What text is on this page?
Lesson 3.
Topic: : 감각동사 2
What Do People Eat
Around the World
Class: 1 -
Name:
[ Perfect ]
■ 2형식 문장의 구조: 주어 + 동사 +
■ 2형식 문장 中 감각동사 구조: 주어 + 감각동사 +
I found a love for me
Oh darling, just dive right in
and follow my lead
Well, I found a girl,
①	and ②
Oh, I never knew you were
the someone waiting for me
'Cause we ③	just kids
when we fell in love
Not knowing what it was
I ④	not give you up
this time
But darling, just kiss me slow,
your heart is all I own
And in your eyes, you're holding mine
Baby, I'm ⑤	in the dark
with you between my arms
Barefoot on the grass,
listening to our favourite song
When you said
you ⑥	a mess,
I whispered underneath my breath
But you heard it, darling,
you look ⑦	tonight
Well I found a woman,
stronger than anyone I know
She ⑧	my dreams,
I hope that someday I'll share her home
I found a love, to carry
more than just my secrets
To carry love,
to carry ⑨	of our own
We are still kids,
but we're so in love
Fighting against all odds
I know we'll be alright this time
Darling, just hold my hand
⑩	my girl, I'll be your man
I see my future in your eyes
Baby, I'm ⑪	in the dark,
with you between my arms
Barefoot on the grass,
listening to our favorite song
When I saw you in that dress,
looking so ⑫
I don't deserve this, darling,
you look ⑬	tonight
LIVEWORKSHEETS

******************************

- [What is required]:
Each record above should be returned exactly as it appears.

- [Task result]:
What text is on this page?
Lesson 3.
Topic: : 감각동사 2
What Do People Eat
Around the World
Class: 1 -
Name:
[ Perfect ]
■ 2형식 문장의 구조: 주어 + 동사 +
■ 2형식 문장 中 감각동사 구조: 주어 + 감각동사 +
I found a love for me
Oh darling, just dive right in
and follow my lead
Well, I found a girl,
①	and ②
Oh, I never knew you were
the someone waiting for me
'Cause we ③	just kids
when we fell in love
Not knowing what it was
I ④	not give you up
this time
But darling, just kiss me slow,
your heart is all I own
And in your eyes, you're holding mine
Baby, I'm ⑤	in the dark
with you between my arms
Barefoot on the grass,
listening to our favourite song
When you said
you ⑥	a mess,
I whispered underneath my breath
But you heard it, darling,
you look ⑦	tonight
Well I found a woman,
stronger than anyone I know
She ⑧	my dreams,
I hope that someday I'll share her home
I found a love, to carry
more than just my secrets
To carry love,
to carry ⑨	of our own
We are still kids,
but we're so in love
Fighting against all odds
I know we'll be alright this time
Darling, just hold my hand
⑩	my girl, I'll be your man
I see my future in your eyes
Baby, I'm ⑪	in the dark,
with you between my arms
Barefoot on the grass,
listening to our favorite song
When I saw you in that dress,
looking so ⑫
I don't deserve this, darling,
you look ⑬	tonight
LIVEWORKSHEETS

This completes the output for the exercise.